Pick out all lines of the entries that include the word "text" and copy them.
Start of Records for processing
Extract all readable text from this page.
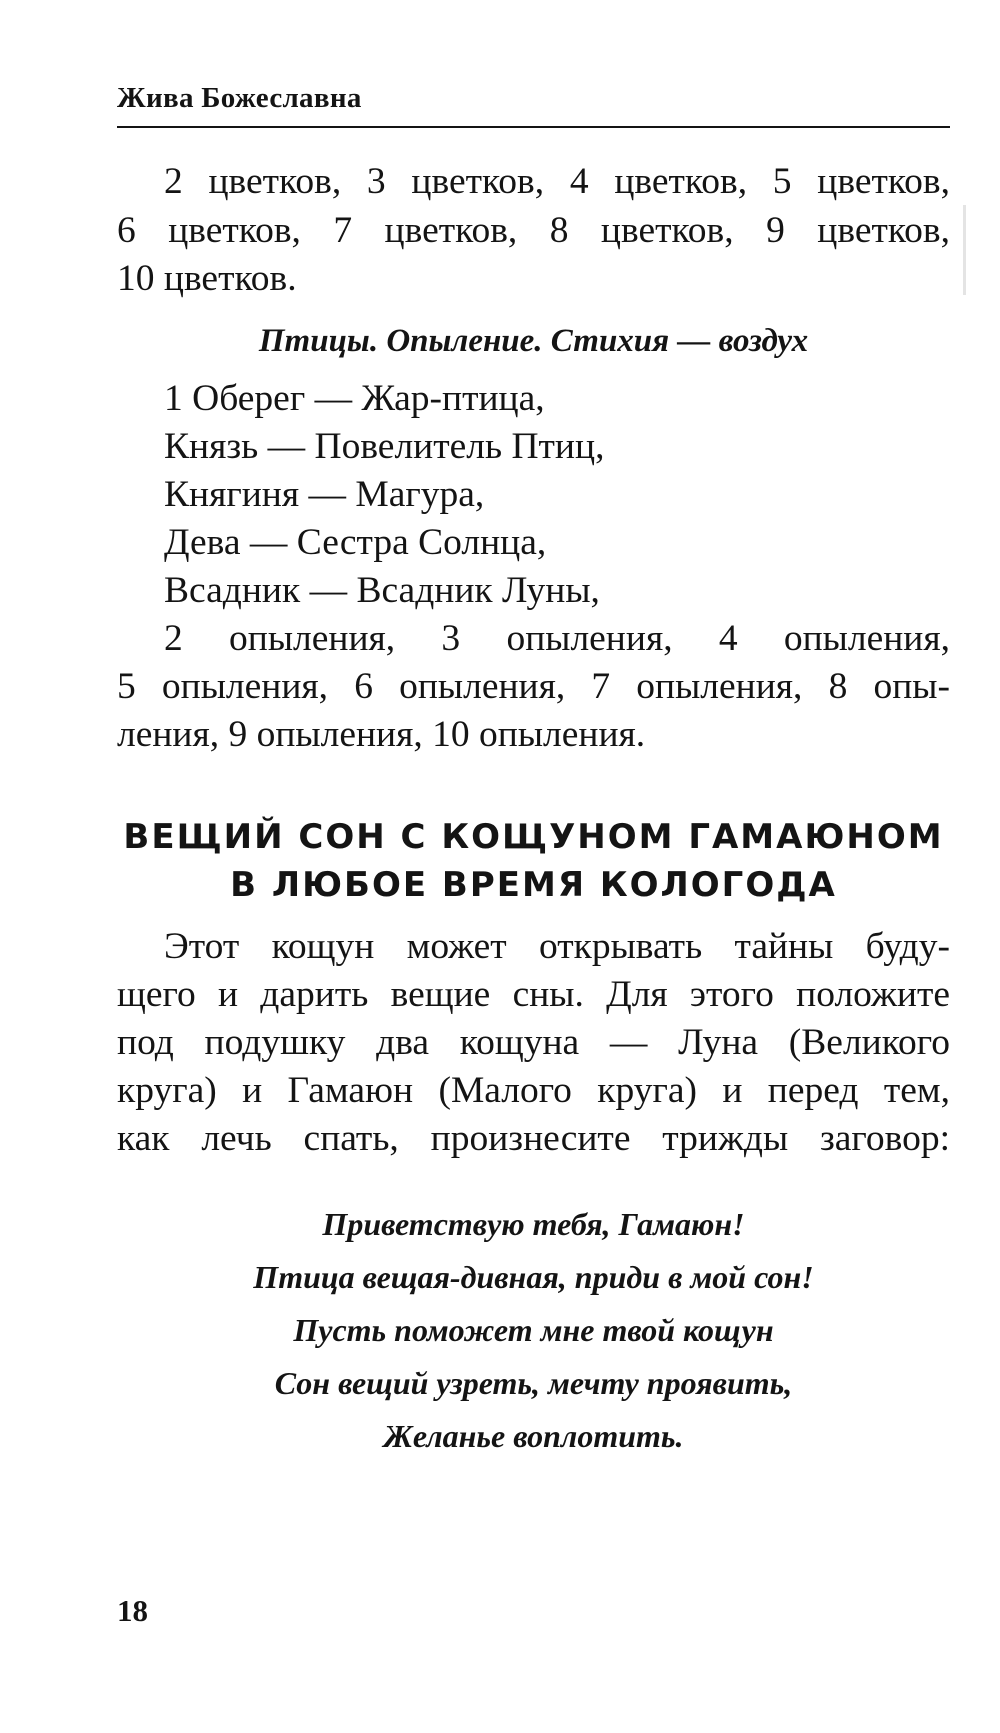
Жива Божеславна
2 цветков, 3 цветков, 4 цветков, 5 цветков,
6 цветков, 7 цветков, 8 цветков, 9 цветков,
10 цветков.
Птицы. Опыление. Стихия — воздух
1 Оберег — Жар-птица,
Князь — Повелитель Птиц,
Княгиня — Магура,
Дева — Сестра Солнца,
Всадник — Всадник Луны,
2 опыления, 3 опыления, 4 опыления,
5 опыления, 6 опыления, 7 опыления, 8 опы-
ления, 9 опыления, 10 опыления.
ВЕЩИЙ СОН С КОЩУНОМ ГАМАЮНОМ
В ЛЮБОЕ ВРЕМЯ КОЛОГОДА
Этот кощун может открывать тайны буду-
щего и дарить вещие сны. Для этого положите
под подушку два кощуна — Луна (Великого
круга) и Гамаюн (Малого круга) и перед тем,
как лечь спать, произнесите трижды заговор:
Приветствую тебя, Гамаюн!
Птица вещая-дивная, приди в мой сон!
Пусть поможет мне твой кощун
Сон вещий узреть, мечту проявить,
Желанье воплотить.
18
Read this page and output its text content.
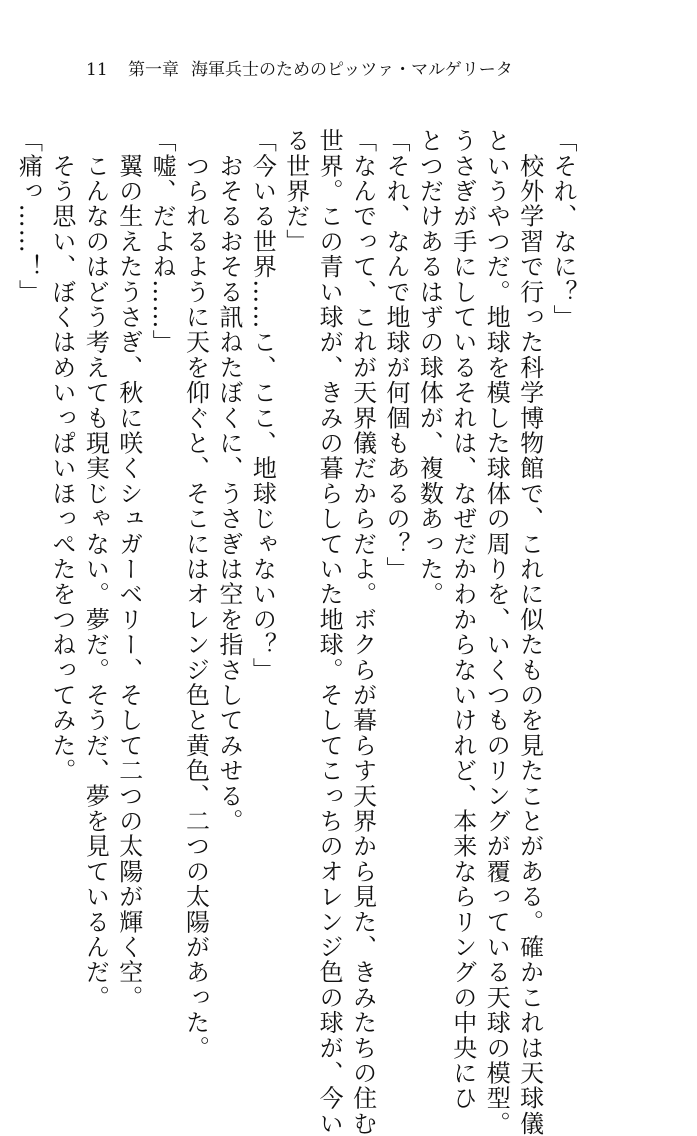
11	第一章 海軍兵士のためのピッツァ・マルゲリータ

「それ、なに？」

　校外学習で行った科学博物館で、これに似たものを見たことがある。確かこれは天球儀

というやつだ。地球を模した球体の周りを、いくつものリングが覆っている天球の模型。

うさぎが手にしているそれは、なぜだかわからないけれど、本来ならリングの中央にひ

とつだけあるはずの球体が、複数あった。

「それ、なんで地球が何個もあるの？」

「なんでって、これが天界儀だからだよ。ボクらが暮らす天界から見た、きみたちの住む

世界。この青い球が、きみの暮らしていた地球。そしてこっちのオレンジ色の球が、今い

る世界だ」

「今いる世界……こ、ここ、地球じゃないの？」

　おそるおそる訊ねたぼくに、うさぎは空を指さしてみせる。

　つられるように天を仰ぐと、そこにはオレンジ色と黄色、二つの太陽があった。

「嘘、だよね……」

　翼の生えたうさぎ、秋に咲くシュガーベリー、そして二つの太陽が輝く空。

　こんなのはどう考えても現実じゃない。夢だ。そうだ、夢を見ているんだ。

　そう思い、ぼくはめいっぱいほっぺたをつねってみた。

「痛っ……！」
End of Records for processing
▶ The response
Extract all readable text from this page.
Read this page and output its text content.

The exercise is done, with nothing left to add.